• [The exercise] Every line of the material that follows must be printed again exactly.

-- Extracted data start --

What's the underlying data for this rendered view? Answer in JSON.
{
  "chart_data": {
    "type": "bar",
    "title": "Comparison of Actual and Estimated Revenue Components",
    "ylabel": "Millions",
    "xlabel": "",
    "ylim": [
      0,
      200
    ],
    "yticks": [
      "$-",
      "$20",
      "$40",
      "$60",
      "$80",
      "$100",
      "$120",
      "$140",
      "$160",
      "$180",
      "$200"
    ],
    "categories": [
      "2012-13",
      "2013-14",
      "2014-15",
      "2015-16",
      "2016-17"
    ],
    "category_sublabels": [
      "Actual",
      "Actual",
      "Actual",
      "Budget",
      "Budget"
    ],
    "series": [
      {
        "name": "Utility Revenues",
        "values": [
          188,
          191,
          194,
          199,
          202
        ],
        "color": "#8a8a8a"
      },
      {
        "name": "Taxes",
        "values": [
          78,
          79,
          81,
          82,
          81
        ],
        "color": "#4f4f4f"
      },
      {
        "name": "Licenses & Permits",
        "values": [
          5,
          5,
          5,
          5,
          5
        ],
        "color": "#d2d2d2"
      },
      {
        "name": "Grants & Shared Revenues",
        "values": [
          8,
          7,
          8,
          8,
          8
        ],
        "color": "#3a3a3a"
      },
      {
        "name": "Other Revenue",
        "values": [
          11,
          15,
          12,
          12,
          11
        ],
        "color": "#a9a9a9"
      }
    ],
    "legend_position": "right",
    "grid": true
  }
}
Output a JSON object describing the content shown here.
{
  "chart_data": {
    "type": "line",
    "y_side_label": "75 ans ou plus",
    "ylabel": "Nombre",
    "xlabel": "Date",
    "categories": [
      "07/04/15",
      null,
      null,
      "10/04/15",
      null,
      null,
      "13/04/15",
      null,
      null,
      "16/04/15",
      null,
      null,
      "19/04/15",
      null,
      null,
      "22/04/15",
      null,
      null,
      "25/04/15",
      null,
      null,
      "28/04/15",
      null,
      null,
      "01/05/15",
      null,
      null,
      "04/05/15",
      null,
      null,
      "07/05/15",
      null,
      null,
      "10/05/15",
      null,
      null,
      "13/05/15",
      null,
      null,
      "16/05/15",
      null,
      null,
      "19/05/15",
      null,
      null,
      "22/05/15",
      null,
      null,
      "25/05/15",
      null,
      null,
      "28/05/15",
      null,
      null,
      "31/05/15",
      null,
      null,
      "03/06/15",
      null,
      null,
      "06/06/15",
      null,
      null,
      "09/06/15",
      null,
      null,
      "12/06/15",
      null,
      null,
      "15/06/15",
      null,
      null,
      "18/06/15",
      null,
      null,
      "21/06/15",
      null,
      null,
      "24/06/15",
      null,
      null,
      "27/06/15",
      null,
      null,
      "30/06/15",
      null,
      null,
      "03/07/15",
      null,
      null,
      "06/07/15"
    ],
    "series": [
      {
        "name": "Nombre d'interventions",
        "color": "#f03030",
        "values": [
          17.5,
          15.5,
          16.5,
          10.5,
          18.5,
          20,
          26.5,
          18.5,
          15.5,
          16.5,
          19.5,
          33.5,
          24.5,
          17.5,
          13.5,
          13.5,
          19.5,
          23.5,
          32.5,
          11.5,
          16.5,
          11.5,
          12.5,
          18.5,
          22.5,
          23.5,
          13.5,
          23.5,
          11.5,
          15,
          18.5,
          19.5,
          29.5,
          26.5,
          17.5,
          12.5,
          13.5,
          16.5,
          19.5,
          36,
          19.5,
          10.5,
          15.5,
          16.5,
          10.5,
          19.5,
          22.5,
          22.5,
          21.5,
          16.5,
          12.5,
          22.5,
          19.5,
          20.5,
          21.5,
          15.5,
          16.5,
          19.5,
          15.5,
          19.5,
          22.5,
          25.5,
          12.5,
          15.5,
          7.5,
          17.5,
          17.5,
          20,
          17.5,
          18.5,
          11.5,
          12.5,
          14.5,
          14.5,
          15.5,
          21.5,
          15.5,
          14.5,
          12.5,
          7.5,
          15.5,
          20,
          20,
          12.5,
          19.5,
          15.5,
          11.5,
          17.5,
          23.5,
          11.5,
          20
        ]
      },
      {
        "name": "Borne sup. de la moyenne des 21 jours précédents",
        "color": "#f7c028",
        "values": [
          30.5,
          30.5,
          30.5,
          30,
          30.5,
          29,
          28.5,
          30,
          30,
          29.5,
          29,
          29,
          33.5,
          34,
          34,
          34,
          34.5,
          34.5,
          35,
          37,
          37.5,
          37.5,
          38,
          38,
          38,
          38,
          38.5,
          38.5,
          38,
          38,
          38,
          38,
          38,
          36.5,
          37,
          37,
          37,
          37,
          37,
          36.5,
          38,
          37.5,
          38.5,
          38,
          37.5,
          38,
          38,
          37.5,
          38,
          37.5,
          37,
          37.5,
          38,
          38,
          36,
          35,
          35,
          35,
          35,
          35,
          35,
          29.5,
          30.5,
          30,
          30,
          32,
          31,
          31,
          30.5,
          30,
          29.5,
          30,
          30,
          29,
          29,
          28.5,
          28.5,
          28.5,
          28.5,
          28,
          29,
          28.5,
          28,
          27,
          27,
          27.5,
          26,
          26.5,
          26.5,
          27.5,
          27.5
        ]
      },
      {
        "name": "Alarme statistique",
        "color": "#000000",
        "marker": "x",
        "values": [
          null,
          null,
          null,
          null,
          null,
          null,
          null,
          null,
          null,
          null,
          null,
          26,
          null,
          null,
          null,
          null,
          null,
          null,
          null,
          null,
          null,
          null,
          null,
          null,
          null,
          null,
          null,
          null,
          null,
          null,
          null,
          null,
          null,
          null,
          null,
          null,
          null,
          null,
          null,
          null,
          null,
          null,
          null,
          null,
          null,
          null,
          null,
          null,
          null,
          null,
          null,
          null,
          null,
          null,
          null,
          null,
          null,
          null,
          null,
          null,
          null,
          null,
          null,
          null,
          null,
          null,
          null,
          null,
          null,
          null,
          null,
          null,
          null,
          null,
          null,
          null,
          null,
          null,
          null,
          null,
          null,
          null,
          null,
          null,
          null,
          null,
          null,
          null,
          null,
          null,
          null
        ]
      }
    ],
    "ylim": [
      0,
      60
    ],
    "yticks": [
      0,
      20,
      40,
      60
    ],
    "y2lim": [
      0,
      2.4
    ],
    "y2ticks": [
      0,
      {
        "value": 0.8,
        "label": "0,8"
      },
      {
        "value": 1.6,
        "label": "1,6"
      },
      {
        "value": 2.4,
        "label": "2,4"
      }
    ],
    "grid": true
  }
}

-- Extracted data end --

• [Complete output]
What's the underlying data for this rendered view? Answer in JSON.
{
  "chart_data": {
    "type": "bar",
    "title": "Comparison of Actual and Estimated Revenue Components",
    "ylabel": "Millions",
    "xlabel": "",
    "ylim": [
      0,
      200
    ],
    "yticks": [
      "$-",
      "$20",
      "$40",
      "$60",
      "$80",
      "$100",
      "$120",
      "$140",
      "$160",
      "$180",
      "$200"
    ],
    "categories": [
      "2012-13",
      "2013-14",
      "2014-15",
      "2015-16",
      "2016-17"
    ],
    "category_sublabels": [
      "Actual",
      "Actual",
      "Actual",
      "Budget",
      "Budget"
    ],
    "series": [
      {
        "name": "Utility Revenues",
        "values": [
          188,
          191,
          194,
          199,
          202
        ],
        "color": "#8a8a8a"
      },
      {
        "name": "Taxes",
        "values": [
          78,
          79,
          81,
          82,
          81
        ],
        "color": "#4f4f4f"
      },
      {
        "name": "Licenses & Permits",
        "values": [
          5,
          5,
          5,
          5,
          5
        ],
        "color": "#d2d2d2"
      },
      {
        "name": "Grants & Shared Revenues",
        "values": [
          8,
          7,
          8,
          8,
          8
        ],
        "color": "#3a3a3a"
      },
      {
        "name": "Other Revenue",
        "values": [
          11,
          15,
          12,
          12,
          11
        ],
        "color": "#a9a9a9"
      }
    ],
    "legend_position": "right",
    "grid": true
  }
}
Output a JSON object describing the content shown here.
{
  "chart_data": {
    "type": "line",
    "y_side_label": "75 ans ou plus",
    "ylabel": "Nombre",
    "xlabel": "Date",
    "categories": [
      "07/04/15",
      null,
      null,
      "10/04/15",
      null,
      null,
      "13/04/15",
      null,
      null,
      "16/04/15",
      null,
      null,
      "19/04/15",
      null,
      null,
      "22/04/15",
      null,
      null,
      "25/04/15",
      null,
      null,
      "28/04/15",
      null,
      null,
      "01/05/15",
      null,
      null,
      "04/05/15",
      null,
      null,
      "07/05/15",
      null,
      null,
      "10/05/15",
      null,
      null,
      "13/05/15",
      null,
      null,
      "16/05/15",
      null,
      null,
      "19/05/15",
      null,
      null,
      "22/05/15",
      null,
      null,
      "25/05/15",
      null,
      null,
      "28/05/15",
      null,
      null,
      "31/05/15",
      null,
      null,
      "03/06/15",
      null,
      null,
      "06/06/15",
      null,
      null,
      "09/06/15",
      null,
      null,
      "12/06/15",
      null,
      null,
      "15/06/15",
      null,
      null,
      "18/06/15",
      null,
      null,
      "21/06/15",
      null,
      null,
      "24/06/15",
      null,
      null,
      "27/06/15",
      null,
      null,
      "30/06/15",
      null,
      null,
      "03/07/15",
      null,
      null,
      "06/07/15"
    ],
    "series": [
      {
        "name": "Nombre d'interventions",
        "color": "#f03030",
        "values": [
          17.5,
          15.5,
          16.5,
          10.5,
          18.5,
          20,
          26.5,
          18.5,
          15.5,
          16.5,
          19.5,
          33.5,
          24.5,
          17.5,
          13.5,
          13.5,
          19.5,
          23.5,
          32.5,
          11.5,
          16.5,
          11.5,
          12.5,
          18.5,
          22.5,
          23.5,
          13.5,
          23.5,
          11.5,
          15,
          18.5,
          19.5,
          29.5,
          26.5,
          17.5,
          12.5,
          13.5,
          16.5,
          19.5,
          36,
          19.5,
          10.5,
          15.5,
          16.5,
          10.5,
          19.5,
          22.5,
          22.5,
          21.5,
          16.5,
          12.5,
          22.5,
          19.5,
          20.5,
          21.5,
          15.5,
          16.5,
          19.5,
          15.5,
          19.5,
          22.5,
          25.5,
          12.5,
          15.5,
          7.5,
          17.5,
          17.5,
          20,
          17.5,
          18.5,
          11.5,
          12.5,
          14.5,
          14.5,
          15.5,
          21.5,
          15.5,
          14.5,
          12.5,
          7.5,
          15.5,
          20,
          20,
          12.5,
          19.5,
          15.5,
          11.5,
          17.5,
          23.5,
          11.5,
          20
        ]
      },
      {
        "name": "Borne sup. de la moyenne des 21 jours précédents",
        "color": "#f7c028",
        "values": [
          30.5,
          30.5,
          30.5,
          30,
          30.5,
          29,
          28.5,
          30,
          30,
          29.5,
          29,
          29,
          33.5,
          34,
          34,
          34,
          34.5,
          34.5,
          35,
          37,
          37.5,
          37.5,
          38,
          38,
          38,
          38,
          38.5,
          38.5,
          38,
          38,
          38,
          38,
          38,
          36.5,
          37,
          37,
          37,
          37,
          37,
          36.5,
          38,
          37.5,
          38.5,
          38,
          37.5,
          38,
          38,
          37.5,
          38,
          37.5,
          37,
          37.5,
          38,
          38,
          36,
          35,
          35,
          35,
          35,
          35,
          35,
          29.5,
          30.5,
          30,
          30,
          32,
          31,
          31,
          30.5,
          30,
          29.5,
          30,
          30,
          29,
          29,
          28.5,
          28.5,
          28.5,
          28.5,
          28,
          29,
          28.5,
          28,
          27,
          27,
          27.5,
          26,
          26.5,
          26.5,
          27.5,
          27.5
        ]
      },
      {
        "name": "Alarme statistique",
        "color": "#000000",
        "marker": "x",
        "values": [
          null,
          null,
          null,
          null,
          null,
          null,
          null,
          null,
          null,
          null,
          null,
          26,
          null,
          null,
          null,
          null,
          null,
          null,
          null,
          null,
          null,
          null,
          null,
          null,
          null,
          null,
          null,
          null,
          null,
          null,
          null,
          null,
          null,
          null,
          null,
          null,
          null,
          null,
          null,
          null,
          null,
          null,
          null,
          null,
          null,
          null,
          null,
          null,
          null,
          null,
          null,
          null,
          null,
          null,
          null,
          null,
          null,
          null,
          null,
          null,
          null,
          null,
          null,
          null,
          null,
          null,
          null,
          null,
          null,
          null,
          null,
          null,
          null,
          null,
          null,
          null,
          null,
          null,
          null,
          null,
          null,
          null,
          null,
          null,
          null,
          null,
          null,
          null,
          null,
          null,
          null
        ]
      }
    ],
    "ylim": [
      0,
      60
    ],
    "yticks": [
      0,
      20,
      40,
      60
    ],
    "y2lim": [
      0,
      2.4
    ],
    "y2ticks": [
      0,
      {
        "value": 0.8,
        "label": "0,8"
      },
      {
        "value": 1.6,
        "label": "1,6"
      },
      {
        "value": 2.4,
        "label": "2,4"
      }
    ],
    "grid": true
  }
}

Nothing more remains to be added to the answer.